>> begin Raw records

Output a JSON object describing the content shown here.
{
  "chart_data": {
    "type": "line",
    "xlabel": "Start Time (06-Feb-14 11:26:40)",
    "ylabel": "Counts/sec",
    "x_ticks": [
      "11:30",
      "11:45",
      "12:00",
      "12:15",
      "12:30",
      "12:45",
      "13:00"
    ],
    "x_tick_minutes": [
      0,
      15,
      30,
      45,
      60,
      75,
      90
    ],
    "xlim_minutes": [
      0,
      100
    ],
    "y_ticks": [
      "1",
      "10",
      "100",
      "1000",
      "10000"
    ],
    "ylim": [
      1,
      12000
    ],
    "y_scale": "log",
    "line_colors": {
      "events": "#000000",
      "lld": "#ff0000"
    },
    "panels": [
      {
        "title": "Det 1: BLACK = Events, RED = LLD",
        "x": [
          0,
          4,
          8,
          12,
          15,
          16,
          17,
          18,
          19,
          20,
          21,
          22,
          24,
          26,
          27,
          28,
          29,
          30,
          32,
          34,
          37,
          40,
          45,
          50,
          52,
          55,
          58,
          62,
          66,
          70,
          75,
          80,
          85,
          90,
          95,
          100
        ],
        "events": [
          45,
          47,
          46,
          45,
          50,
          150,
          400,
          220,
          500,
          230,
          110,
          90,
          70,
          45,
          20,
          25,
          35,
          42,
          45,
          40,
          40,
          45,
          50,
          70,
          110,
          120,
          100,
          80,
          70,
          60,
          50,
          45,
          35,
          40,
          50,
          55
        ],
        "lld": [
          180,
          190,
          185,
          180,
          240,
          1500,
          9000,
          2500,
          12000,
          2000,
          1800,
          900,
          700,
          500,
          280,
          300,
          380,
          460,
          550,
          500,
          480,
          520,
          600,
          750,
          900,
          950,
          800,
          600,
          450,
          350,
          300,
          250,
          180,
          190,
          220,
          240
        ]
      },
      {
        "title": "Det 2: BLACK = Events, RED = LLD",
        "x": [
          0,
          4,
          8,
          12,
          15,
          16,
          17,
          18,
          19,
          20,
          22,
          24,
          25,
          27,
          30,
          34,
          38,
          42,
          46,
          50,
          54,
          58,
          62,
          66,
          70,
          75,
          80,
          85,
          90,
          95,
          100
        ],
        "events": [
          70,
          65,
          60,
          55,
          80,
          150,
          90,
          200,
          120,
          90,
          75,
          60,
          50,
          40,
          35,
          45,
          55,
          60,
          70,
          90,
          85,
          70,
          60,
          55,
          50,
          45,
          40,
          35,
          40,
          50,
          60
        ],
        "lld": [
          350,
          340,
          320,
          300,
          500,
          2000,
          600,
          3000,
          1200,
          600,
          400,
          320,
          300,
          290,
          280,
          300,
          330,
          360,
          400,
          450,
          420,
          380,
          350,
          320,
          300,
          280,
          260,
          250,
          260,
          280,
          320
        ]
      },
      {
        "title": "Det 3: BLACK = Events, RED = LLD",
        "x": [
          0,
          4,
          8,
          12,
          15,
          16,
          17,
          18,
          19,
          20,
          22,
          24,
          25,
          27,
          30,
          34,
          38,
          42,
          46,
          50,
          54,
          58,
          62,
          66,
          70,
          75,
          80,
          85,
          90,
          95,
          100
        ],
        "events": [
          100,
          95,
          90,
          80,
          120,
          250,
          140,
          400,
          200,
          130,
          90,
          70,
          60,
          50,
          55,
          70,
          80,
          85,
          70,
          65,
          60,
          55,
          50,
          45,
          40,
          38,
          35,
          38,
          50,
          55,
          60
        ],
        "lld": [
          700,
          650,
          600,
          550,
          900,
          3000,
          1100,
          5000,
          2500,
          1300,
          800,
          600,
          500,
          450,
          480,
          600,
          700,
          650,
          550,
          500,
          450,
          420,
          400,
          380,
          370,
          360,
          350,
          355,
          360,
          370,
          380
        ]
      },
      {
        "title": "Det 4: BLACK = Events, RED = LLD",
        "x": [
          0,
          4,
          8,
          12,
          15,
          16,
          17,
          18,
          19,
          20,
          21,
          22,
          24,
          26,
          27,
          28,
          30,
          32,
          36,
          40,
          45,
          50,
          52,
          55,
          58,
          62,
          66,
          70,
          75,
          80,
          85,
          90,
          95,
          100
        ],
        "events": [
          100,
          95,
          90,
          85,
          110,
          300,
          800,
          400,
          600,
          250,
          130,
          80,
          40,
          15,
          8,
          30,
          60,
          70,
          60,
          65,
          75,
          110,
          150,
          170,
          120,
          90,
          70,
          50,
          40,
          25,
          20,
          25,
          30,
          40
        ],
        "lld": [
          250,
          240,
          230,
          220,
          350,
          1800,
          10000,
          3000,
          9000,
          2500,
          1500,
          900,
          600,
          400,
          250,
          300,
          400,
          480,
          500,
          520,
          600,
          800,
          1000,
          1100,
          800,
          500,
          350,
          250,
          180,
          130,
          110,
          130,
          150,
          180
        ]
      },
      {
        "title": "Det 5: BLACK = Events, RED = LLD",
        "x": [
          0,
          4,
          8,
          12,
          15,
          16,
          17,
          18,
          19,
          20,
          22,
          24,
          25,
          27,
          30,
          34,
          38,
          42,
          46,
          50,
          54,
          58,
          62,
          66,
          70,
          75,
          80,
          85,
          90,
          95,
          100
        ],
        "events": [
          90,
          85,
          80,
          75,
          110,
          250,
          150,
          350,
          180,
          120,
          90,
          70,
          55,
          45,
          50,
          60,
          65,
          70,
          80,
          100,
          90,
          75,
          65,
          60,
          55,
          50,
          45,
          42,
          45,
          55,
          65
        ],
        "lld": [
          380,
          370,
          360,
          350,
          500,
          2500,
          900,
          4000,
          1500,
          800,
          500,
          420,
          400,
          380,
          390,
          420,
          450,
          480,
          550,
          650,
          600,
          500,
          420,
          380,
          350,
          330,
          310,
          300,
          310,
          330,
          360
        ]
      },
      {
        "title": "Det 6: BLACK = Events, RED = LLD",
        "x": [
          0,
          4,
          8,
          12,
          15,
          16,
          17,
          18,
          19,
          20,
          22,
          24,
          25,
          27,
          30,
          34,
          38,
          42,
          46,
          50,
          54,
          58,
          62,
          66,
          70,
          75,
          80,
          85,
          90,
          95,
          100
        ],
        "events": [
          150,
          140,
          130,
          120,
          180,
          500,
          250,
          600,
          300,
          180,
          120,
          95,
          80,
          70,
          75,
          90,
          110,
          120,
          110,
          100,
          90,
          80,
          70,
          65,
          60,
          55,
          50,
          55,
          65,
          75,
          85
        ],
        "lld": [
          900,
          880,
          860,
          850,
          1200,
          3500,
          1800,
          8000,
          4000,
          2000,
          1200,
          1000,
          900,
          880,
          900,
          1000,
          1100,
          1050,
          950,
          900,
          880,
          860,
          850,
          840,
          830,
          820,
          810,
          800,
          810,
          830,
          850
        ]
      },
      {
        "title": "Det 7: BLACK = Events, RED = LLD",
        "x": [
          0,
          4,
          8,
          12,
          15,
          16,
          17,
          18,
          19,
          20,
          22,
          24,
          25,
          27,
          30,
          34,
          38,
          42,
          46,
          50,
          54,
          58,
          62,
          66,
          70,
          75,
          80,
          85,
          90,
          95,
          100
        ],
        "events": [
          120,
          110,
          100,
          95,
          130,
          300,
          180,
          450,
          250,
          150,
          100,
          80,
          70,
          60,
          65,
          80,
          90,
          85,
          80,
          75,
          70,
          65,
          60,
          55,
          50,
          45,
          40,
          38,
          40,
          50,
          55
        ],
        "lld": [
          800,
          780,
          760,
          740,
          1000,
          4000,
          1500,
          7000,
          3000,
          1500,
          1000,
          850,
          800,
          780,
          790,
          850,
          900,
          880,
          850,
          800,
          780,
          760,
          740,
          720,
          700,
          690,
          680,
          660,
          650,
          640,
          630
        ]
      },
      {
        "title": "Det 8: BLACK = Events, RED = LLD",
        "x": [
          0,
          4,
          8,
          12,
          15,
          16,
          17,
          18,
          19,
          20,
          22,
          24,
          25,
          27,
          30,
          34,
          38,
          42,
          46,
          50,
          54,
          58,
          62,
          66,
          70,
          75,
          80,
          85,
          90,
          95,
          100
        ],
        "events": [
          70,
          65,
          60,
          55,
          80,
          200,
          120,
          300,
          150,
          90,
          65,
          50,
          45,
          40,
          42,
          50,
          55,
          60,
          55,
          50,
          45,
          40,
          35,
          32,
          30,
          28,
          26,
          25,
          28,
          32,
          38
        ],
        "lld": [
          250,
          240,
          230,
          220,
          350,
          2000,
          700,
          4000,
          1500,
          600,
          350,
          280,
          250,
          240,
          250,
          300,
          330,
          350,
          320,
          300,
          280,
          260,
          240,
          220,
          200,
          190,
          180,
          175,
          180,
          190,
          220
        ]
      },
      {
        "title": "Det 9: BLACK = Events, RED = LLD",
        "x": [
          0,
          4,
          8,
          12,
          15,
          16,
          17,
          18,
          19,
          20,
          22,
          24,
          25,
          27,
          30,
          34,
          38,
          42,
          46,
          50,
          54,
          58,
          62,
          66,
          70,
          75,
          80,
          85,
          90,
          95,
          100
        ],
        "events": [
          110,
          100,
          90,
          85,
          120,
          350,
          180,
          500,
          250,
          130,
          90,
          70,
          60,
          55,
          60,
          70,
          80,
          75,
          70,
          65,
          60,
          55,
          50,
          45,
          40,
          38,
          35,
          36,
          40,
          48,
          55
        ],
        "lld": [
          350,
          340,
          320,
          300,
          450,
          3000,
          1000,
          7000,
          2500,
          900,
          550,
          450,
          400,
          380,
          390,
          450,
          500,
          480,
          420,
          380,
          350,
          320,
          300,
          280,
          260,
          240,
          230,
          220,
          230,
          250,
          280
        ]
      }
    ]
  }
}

>> end Raw records

# What you need to do
Find all lines with "BLACK" in them and copy each one.

# Final result
        "title": "Det 1: BLACK = Events, RED = LLD",
        "title": "Det 2: BLACK = Events, RED = LLD",
        "title": "Det 3: BLACK = Events, RED = LLD",
        "title": "Det 4: BLACK = Events, RED = LLD",
        "title": "Det 5: BLACK = Events, RED = LLD",
        "title": "Det 6: BLACK = Events, RED = LLD",
        "title": "Det 7: BLACK = Events, RED = LLD",
        "title": "Det 8: BLACK = Events, RED = LLD",
        "title": "Det 9: BLACK = Events, RED = LLD",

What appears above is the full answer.